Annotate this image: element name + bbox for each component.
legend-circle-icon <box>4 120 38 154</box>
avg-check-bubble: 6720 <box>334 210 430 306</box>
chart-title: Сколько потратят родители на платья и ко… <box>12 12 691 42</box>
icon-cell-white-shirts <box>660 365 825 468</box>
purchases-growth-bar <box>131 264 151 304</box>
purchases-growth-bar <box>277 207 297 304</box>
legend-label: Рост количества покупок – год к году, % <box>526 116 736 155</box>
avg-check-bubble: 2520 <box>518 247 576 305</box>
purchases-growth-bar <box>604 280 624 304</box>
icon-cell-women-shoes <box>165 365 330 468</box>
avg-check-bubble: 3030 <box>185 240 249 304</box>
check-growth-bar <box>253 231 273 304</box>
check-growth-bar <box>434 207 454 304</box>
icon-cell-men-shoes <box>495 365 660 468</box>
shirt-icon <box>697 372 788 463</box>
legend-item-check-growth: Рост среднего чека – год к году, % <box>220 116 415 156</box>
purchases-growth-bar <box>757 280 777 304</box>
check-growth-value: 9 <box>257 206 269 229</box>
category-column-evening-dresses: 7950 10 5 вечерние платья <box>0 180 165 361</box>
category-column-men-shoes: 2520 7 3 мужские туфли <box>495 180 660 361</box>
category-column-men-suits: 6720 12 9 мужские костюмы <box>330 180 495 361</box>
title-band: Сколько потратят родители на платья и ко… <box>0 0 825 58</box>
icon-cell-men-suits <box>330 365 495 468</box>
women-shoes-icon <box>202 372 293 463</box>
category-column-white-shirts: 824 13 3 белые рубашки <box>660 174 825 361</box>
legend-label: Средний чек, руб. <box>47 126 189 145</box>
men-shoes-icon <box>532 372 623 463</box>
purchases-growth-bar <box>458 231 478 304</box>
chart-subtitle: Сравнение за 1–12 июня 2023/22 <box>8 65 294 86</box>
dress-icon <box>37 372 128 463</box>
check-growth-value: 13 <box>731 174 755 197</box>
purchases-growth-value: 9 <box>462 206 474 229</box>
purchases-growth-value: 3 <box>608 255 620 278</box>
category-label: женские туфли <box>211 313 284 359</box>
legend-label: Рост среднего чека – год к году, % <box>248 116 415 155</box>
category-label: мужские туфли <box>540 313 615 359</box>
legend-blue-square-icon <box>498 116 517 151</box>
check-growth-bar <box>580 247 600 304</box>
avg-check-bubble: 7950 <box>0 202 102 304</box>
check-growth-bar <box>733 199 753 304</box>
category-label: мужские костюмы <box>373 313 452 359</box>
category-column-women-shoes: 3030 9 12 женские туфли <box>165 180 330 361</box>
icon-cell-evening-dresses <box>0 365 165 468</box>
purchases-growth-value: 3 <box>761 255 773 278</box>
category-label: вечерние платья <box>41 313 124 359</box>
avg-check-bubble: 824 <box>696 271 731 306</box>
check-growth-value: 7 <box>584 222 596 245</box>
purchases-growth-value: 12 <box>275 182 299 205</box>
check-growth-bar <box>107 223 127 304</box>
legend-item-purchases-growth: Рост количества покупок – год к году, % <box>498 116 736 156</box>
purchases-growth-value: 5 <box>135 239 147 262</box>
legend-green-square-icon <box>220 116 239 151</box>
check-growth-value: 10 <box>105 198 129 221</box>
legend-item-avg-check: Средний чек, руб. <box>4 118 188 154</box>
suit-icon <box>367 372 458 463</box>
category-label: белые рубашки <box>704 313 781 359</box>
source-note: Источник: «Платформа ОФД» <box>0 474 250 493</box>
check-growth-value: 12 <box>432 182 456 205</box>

+--

Task brief:
Reproduce the material in full, replacing every occurrence of "avg-check-bubble" with "average-check-bubble" and leaving all other text unchanged.

Complete answer:
Annotate this image: element name + bbox for each component.
legend-circle-icon <box>4 120 38 154</box>
average-check-bubble: 6720 <box>334 210 430 306</box>
chart-title: Сколько потратят родители на платья и ко… <box>12 12 691 42</box>
icon-cell-white-shirts <box>660 365 825 468</box>
purchases-growth-bar <box>131 264 151 304</box>
purchases-growth-bar <box>277 207 297 304</box>
legend-label: Рост количества покупок – год к году, % <box>526 116 736 155</box>
average-check-bubble: 2520 <box>518 247 576 305</box>
purchases-growth-bar <box>604 280 624 304</box>
icon-cell-women-shoes <box>165 365 330 468</box>
average-check-bubble: 3030 <box>185 240 249 304</box>
check-growth-bar <box>253 231 273 304</box>
check-growth-bar <box>434 207 454 304</box>
icon-cell-men-shoes <box>495 365 660 468</box>
shirt-icon <box>697 372 788 463</box>
legend-item-check-growth: Рост среднего чека – год к году, % <box>220 116 415 156</box>
purchases-growth-bar <box>757 280 777 304</box>
check-growth-value: 9 <box>257 206 269 229</box>
category-column-evening-dresses: 7950 10 5 вечерние платья <box>0 180 165 361</box>
category-column-men-shoes: 2520 7 3 мужские туфли <box>495 180 660 361</box>
category-column-men-suits: 6720 12 9 мужские костюмы <box>330 180 495 361</box>
title-band: Сколько потратят родители на платья и ко… <box>0 0 825 58</box>
icon-cell-men-suits <box>330 365 495 468</box>
women-shoes-icon <box>202 372 293 463</box>
category-column-white-shirts: 824 13 3 белые рубашки <box>660 174 825 361</box>
legend-label: Средний чек, руб. <box>47 126 189 145</box>
men-shoes-icon <box>532 372 623 463</box>
purchases-growth-bar <box>458 231 478 304</box>
chart-subtitle: Сравнение за 1–12 июня 2023/22 <box>8 65 294 86</box>
dress-icon <box>37 372 128 463</box>
check-growth-value: 13 <box>731 174 755 197</box>
purchases-growth-value: 9 <box>462 206 474 229</box>
purchases-growth-value: 3 <box>608 255 620 278</box>
category-label: женские туфли <box>211 313 284 359</box>
legend-label: Рост среднего чека – год к году, % <box>248 116 415 155</box>
category-label: мужские туфли <box>540 313 615 359</box>
legend-blue-square-icon <box>498 116 517 151</box>
check-growth-bar <box>580 247 600 304</box>
average-check-bubble: 7950 <box>0 202 102 304</box>
check-growth-bar <box>733 199 753 304</box>
category-label: мужские костюмы <box>373 313 452 359</box>
category-column-women-shoes: 3030 9 12 женские туфли <box>165 180 330 361</box>
icon-cell-evening-dresses <box>0 365 165 468</box>
purchases-growth-value: 3 <box>761 255 773 278</box>
category-label: вечерние платья <box>41 313 124 359</box>
average-check-bubble: 824 <box>696 271 731 306</box>
check-growth-value: 7 <box>584 222 596 245</box>
purchases-growth-value: 12 <box>275 182 299 205</box>
check-growth-bar <box>107 223 127 304</box>
legend-item-purchases-growth: Рост количества покупок – год к году, % <box>498 116 736 156</box>
purchases-growth-value: 5 <box>135 239 147 262</box>
legend-green-square-icon <box>220 116 239 151</box>
check-growth-value: 10 <box>105 198 129 221</box>
legend-item-avg-check: Средний чек, руб. <box>4 118 188 154</box>
suit-icon <box>367 372 458 463</box>
category-label: белые рубашки <box>704 313 781 359</box>
source-note: Источник: «Платформа ОФД» <box>0 474 250 493</box>
check-growth-value: 12 <box>432 182 456 205</box>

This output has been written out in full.